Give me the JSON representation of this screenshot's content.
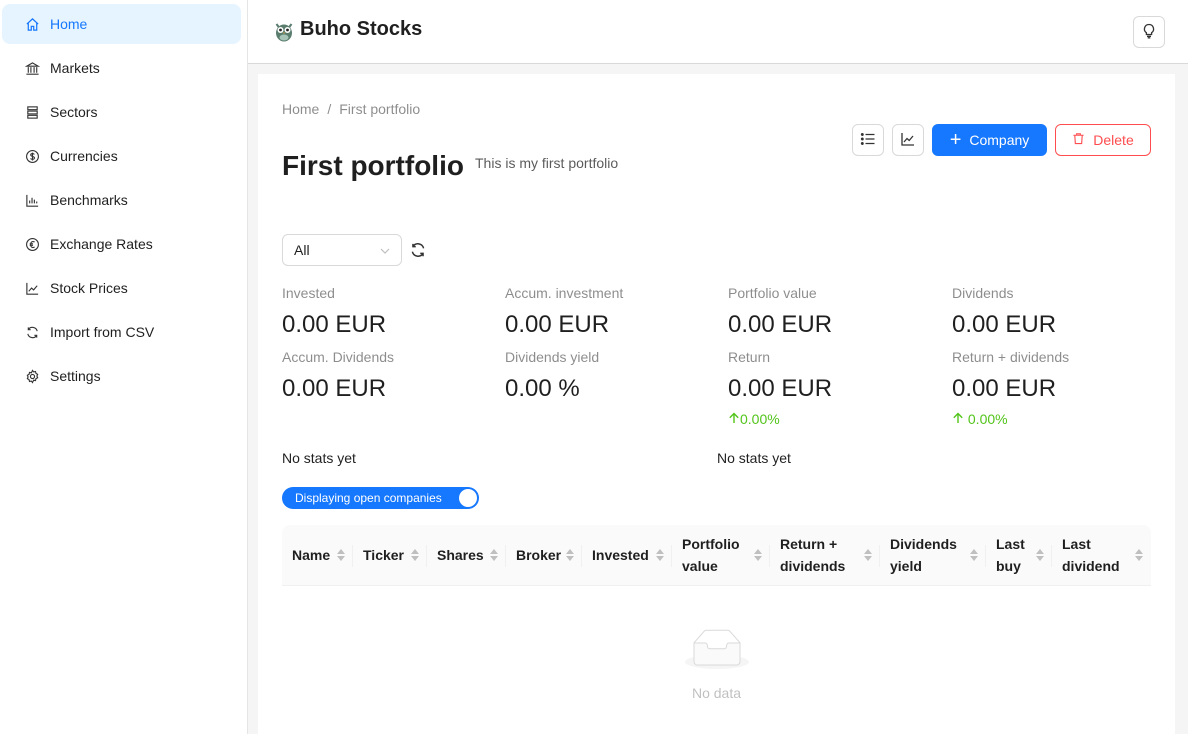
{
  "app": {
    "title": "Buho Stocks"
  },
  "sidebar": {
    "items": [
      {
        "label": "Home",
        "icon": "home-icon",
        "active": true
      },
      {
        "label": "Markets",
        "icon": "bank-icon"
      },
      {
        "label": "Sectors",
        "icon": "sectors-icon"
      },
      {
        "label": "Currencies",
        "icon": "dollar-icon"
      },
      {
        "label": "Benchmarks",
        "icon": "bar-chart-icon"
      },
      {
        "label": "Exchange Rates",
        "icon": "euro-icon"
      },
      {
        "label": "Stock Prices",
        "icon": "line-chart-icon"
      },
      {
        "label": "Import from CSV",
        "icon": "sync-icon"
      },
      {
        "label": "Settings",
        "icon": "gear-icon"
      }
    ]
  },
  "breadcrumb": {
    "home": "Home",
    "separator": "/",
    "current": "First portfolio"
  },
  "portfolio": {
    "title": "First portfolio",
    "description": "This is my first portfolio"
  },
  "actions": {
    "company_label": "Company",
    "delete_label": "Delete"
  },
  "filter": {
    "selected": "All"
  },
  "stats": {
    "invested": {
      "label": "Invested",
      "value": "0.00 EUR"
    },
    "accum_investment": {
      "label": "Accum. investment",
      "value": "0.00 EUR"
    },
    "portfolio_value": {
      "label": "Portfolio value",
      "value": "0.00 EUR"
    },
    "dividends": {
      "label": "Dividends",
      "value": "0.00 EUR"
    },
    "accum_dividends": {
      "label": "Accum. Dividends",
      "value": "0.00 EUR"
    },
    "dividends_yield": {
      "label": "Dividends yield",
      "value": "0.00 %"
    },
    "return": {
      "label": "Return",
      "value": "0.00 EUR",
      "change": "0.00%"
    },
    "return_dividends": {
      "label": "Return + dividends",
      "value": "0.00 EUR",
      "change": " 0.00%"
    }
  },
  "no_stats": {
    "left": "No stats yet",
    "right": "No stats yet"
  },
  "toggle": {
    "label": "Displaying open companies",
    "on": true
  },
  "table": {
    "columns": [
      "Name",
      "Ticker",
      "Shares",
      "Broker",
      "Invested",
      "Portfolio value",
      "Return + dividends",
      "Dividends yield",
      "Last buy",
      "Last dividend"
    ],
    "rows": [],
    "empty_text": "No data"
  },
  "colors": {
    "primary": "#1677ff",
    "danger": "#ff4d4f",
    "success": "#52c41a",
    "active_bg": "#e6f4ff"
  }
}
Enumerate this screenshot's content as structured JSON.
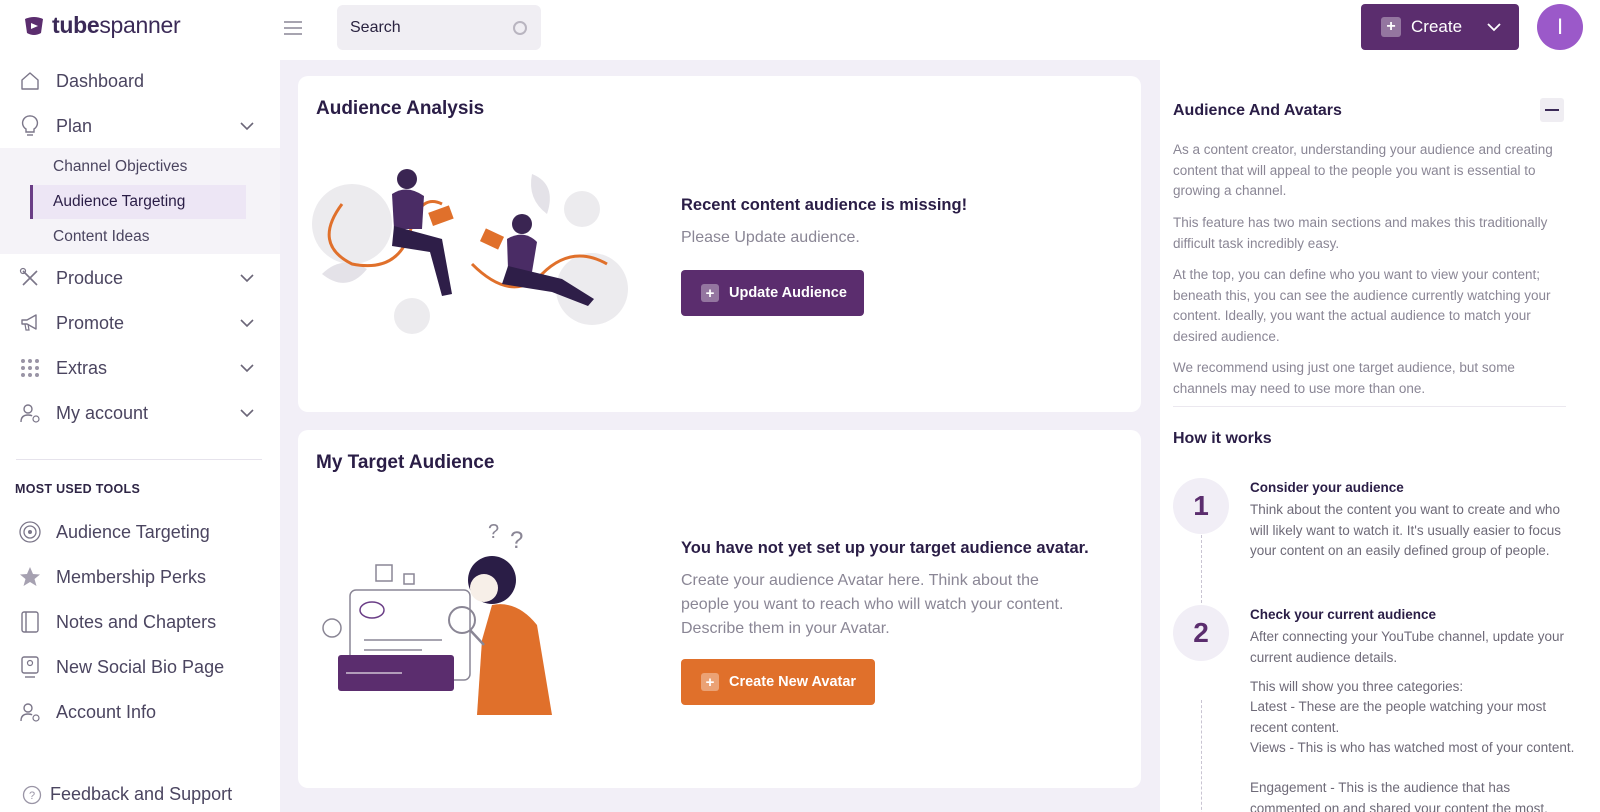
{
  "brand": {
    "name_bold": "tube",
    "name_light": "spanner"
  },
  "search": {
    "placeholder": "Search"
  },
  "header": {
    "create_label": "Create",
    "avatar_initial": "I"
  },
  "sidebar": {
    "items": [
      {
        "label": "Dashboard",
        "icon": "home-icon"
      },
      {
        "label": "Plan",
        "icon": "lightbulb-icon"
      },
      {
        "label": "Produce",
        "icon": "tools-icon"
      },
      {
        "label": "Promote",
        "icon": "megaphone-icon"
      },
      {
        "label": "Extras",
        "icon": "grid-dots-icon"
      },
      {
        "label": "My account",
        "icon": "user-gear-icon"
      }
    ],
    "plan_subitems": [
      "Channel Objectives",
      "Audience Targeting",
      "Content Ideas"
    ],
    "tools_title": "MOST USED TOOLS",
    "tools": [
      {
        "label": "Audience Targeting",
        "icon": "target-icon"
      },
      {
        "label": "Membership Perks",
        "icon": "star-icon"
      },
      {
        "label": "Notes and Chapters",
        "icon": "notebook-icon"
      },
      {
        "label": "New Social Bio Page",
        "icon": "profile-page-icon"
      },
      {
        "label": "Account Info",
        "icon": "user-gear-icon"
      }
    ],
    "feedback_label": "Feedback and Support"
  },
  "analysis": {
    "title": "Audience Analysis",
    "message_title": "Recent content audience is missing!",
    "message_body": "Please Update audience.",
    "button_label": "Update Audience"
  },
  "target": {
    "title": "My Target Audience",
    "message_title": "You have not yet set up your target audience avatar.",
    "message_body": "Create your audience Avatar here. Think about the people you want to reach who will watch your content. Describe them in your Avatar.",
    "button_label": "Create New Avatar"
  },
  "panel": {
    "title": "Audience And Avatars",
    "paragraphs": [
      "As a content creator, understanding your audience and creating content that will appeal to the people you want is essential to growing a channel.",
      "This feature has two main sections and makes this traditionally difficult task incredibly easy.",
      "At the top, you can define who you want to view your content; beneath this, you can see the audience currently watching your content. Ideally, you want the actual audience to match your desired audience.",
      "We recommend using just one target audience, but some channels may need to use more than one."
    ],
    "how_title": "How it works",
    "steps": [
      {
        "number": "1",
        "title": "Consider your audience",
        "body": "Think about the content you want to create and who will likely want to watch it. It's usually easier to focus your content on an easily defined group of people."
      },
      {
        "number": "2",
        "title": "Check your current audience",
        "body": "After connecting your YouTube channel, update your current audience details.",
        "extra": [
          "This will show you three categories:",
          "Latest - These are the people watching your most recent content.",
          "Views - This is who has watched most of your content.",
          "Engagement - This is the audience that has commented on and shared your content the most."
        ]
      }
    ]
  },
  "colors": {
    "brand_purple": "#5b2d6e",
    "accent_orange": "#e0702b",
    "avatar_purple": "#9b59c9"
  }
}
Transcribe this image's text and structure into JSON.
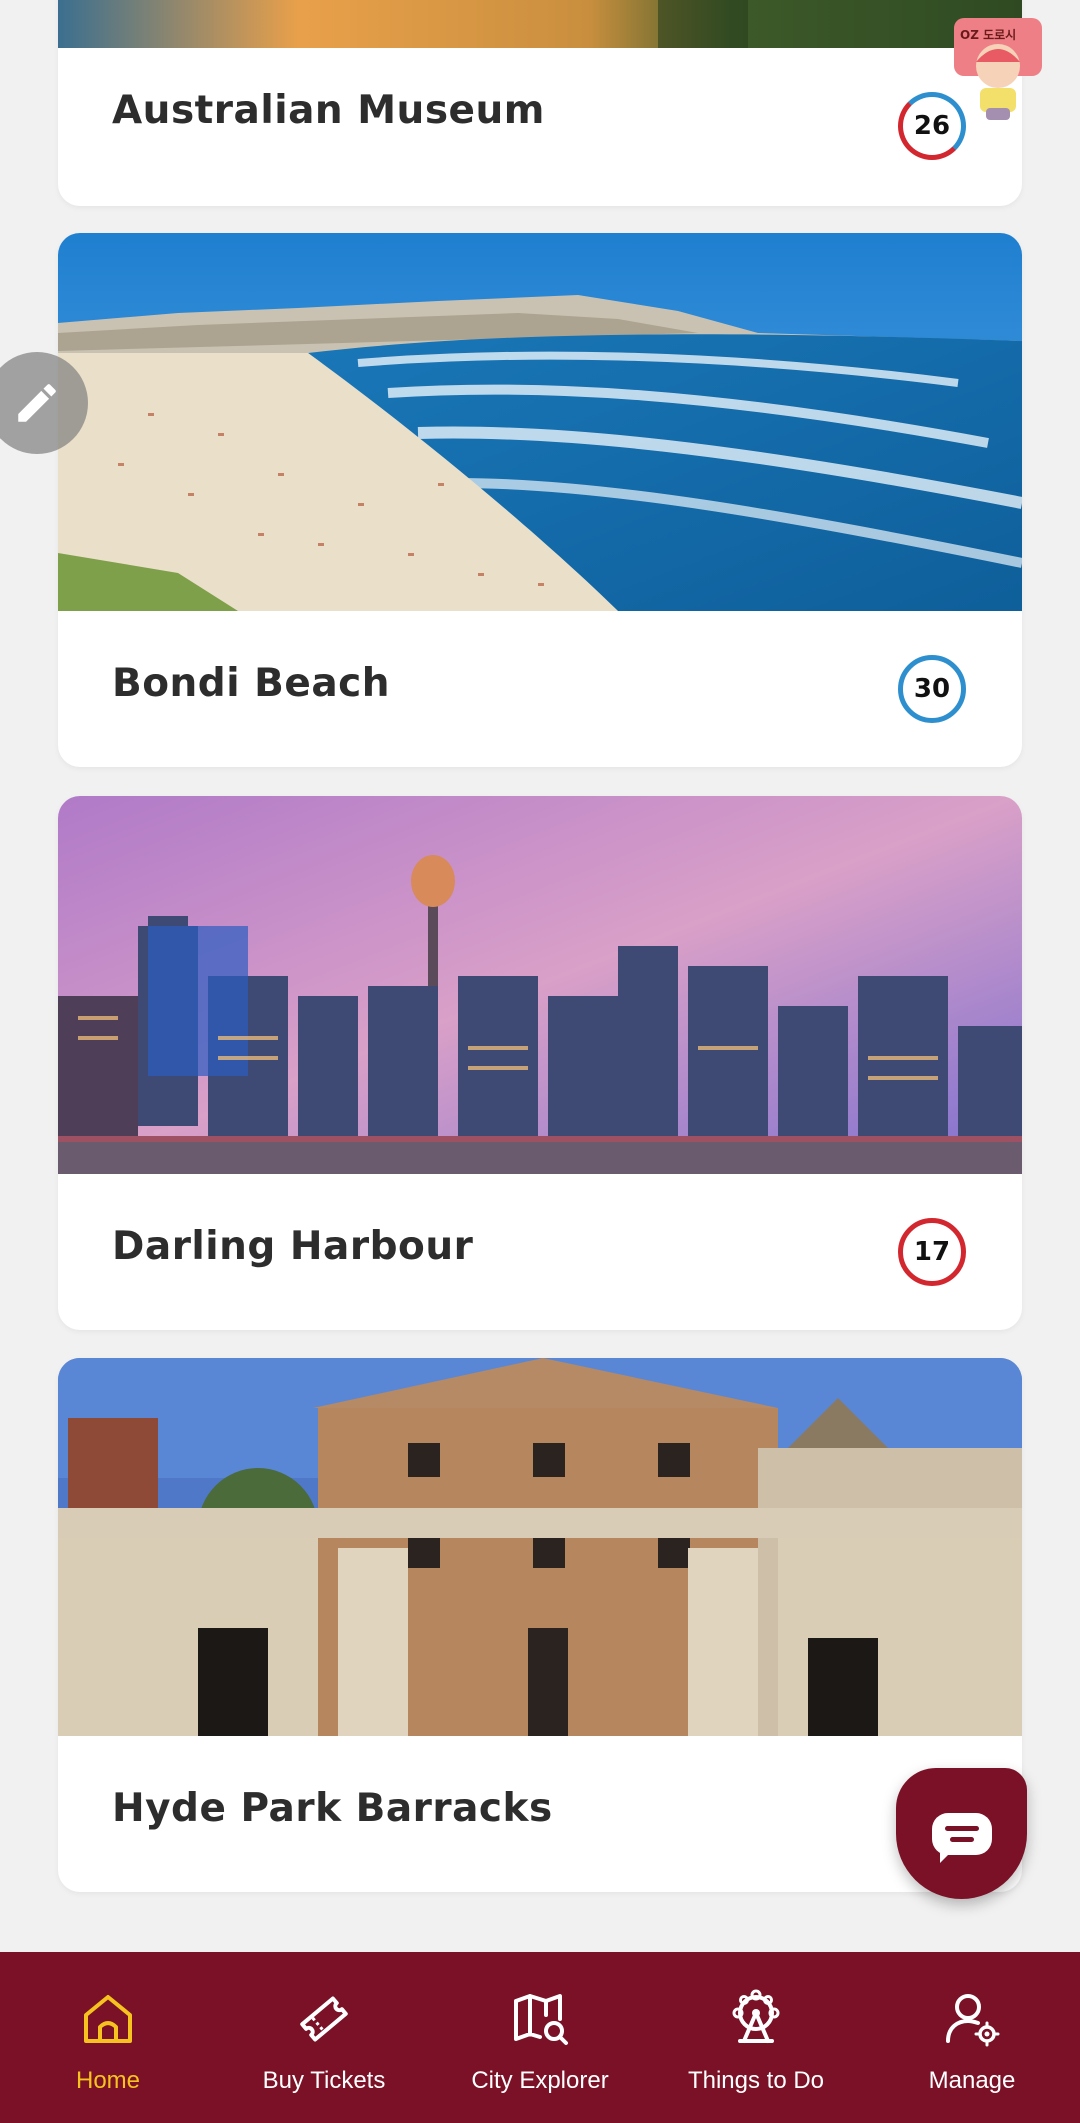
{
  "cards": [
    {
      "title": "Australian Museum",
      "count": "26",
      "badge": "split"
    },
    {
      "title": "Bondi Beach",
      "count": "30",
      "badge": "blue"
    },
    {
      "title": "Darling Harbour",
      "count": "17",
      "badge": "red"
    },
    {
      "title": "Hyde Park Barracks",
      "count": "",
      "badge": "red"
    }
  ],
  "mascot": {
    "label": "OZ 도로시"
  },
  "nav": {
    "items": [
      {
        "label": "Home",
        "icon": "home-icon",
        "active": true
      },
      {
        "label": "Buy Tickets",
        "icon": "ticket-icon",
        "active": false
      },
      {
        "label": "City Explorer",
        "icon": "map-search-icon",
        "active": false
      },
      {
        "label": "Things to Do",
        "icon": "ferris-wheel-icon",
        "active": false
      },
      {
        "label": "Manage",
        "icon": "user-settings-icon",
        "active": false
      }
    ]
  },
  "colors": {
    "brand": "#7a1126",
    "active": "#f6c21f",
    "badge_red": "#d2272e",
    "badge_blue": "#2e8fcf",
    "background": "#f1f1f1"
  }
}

** Written problem **
Reproduce all of the material exactly, apart from the pictures.

** Reply **
Give me the JSON representation of this screenshot's content.
{
  "app": {
    "title": "Buho Stocks"
  },
  "sidebar": {
    "items": [
      {
        "label": "Home",
        "icon": "home-icon",
        "active": true
      },
      {
        "label": "Markets",
        "icon": "bank-icon"
      },
      {
        "label": "Sectors",
        "icon": "sectors-icon"
      },
      {
        "label": "Currencies",
        "icon": "dollar-icon"
      },
      {
        "label": "Benchmarks",
        "icon": "bar-chart-icon"
      },
      {
        "label": "Exchange Rates",
        "icon": "euro-icon"
      },
      {
        "label": "Stock Prices",
        "icon": "line-chart-icon"
      },
      {
        "label": "Import from CSV",
        "icon": "sync-icon"
      },
      {
        "label": "Settings",
        "icon": "gear-icon"
      }
    ]
  },
  "breadcrumb": {
    "home": "Home",
    "separator": "/",
    "current": "First portfolio"
  },
  "portfolio": {
    "title": "First portfolio",
    "description": "This is my first portfolio"
  },
  "actions": {
    "company_label": "Company",
    "delete_label": "Delete"
  },
  "filter": {
    "selected": "All"
  },
  "stats": {
    "invested": {
      "label": "Invested",
      "value": "0.00 EUR"
    },
    "accum_investment": {
      "label": "Accum. investment",
      "value": "0.00 EUR"
    },
    "portfolio_value": {
      "label": "Portfolio value",
      "value": "0.00 EUR"
    },
    "dividends": {
      "label": "Dividends",
      "value": "0.00 EUR"
    },
    "accum_dividends": {
      "label": "Accum. Dividends",
      "value": "0.00 EUR"
    },
    "dividends_yield": {
      "label": "Dividends yield",
      "value": "0.00 %"
    },
    "return": {
      "label": "Return",
      "value": "0.00 EUR",
      "change": "0.00%"
    },
    "return_dividends": {
      "label": "Return + dividends",
      "value": "0.00 EUR",
      "change": " 0.00%"
    }
  },
  "no_stats": {
    "left": "No stats yet",
    "right": "No stats yet"
  },
  "toggle": {
    "label": "Displaying open companies",
    "on": true
  },
  "table": {
    "columns": [
      "Name",
      "Ticker",
      "Shares",
      "Broker",
      "Invested",
      "Portfolio value",
      "Return + dividends",
      "Dividends yield",
      "Last buy",
      "Last dividend"
    ],
    "rows": [],
    "empty_text": "No data"
  },
  "colors": {
    "primary": "#1677ff",
    "danger": "#ff4d4f",
    "success": "#52c41a",
    "active_bg": "#e6f4ff"
  }
}
Enumerate this screenshot's content as structured JSON.
{
  "brand": {
    "name_bold": "tube",
    "name_light": "spanner"
  },
  "search": {
    "placeholder": "Search"
  },
  "header": {
    "create_label": "Create",
    "avatar_initial": "I"
  },
  "sidebar": {
    "items": [
      {
        "label": "Dashboard",
        "icon": "home-icon"
      },
      {
        "label": "Plan",
        "icon": "lightbulb-icon"
      },
      {
        "label": "Produce",
        "icon": "tools-icon"
      },
      {
        "label": "Promote",
        "icon": "megaphone-icon"
      },
      {
        "label": "Extras",
        "icon": "grid-dots-icon"
      },
      {
        "label": "My account",
        "icon": "user-gear-icon"
      }
    ],
    "plan_subitems": [
      "Channel Objectives",
      "Audience Targeting",
      "Content Ideas"
    ],
    "tools_title": "MOST USED TOOLS",
    "tools": [
      {
        "label": "Audience Targeting",
        "icon": "target-icon"
      },
      {
        "label": "Membership Perks",
        "icon": "star-icon"
      },
      {
        "label": "Notes and Chapters",
        "icon": "notebook-icon"
      },
      {
        "label": "New Social Bio Page",
        "icon": "profile-page-icon"
      },
      {
        "label": "Account Info",
        "icon": "user-gear-icon"
      }
    ],
    "feedback_label": "Feedback and Support"
  },
  "analysis": {
    "title": "Audience Analysis",
    "message_title": "Recent content audience is missing!",
    "message_body": "Please Update audience.",
    "button_label": "Update Audience"
  },
  "target": {
    "title": "My Target Audience",
    "message_title": "You have not yet set up your target audience avatar.",
    "message_body": "Create your audience Avatar here. Think about the people you want to reach who will watch your content. Describe them in your Avatar.",
    "button_label": "Create New Avatar"
  },
  "panel": {
    "title": "Audience And Avatars",
    "paragraphs": [
      "As a content creator, understanding your audience and creating content that will appeal to the people you want is essential to growing a channel.",
      "This feature has two main sections and makes this traditionally difficult task incredibly easy.",
      "At the top, you can define who you want to view your content; beneath this, you can see the audience currently watching your content. Ideally, you want the actual audience to match your desired audience.",
      "We recommend using just one target audience, but some channels may need to use more than one."
    ],
    "how_title": "How it works",
    "steps": [
      {
        "number": "1",
        "title": "Consider your audience",
        "body": "Think about the content you want to create and who will likely want to watch it. It's usually easier to focus your content on an easily defined group of people."
      },
      {
        "number": "2",
        "title": "Check your current audience",
        "body": "After connecting your YouTube channel, update your current audience details.",
        "extra": [
          "This will show you three categories:",
          "Latest - These are the people watching your most recent content.",
          "Views - This is who has watched most of your content.",
          "Engagement - This is the audience that has commented on and shared your content the most."
        ]
      }
    ]
  },
  "colors": {
    "brand_purple": "#5b2d6e",
    "accent_orange": "#e0702b",
    "avatar_purple": "#9b59c9"
  }
}
Transcribe this image's text and structure into JSON.
{
  "cards": [
    {
      "title": "Australian Museum",
      "count": "26",
      "badge": "split"
    },
    {
      "title": "Bondi Beach",
      "count": "30",
      "badge": "blue"
    },
    {
      "title": "Darling Harbour",
      "count": "17",
      "badge": "red"
    },
    {
      "title": "Hyde Park Barracks",
      "count": "",
      "badge": "red"
    }
  ],
  "mascot": {
    "label": "OZ 도로시"
  },
  "nav": {
    "items": [
      {
        "label": "Home",
        "icon": "home-icon",
        "active": true
      },
      {
        "label": "Buy Tickets",
        "icon": "ticket-icon",
        "active": false
      },
      {
        "label": "City Explorer",
        "icon": "map-search-icon",
        "active": false
      },
      {
        "label": "Things to Do",
        "icon": "ferris-wheel-icon",
        "active": false
      },
      {
        "label": "Manage",
        "icon": "user-settings-icon",
        "active": false
      }
    ]
  },
  "colors": {
    "brand": "#7a1126",
    "active": "#f6c21f",
    "badge_red": "#d2272e",
    "badge_blue": "#2e8fcf",
    "background": "#f1f1f1"
  }
}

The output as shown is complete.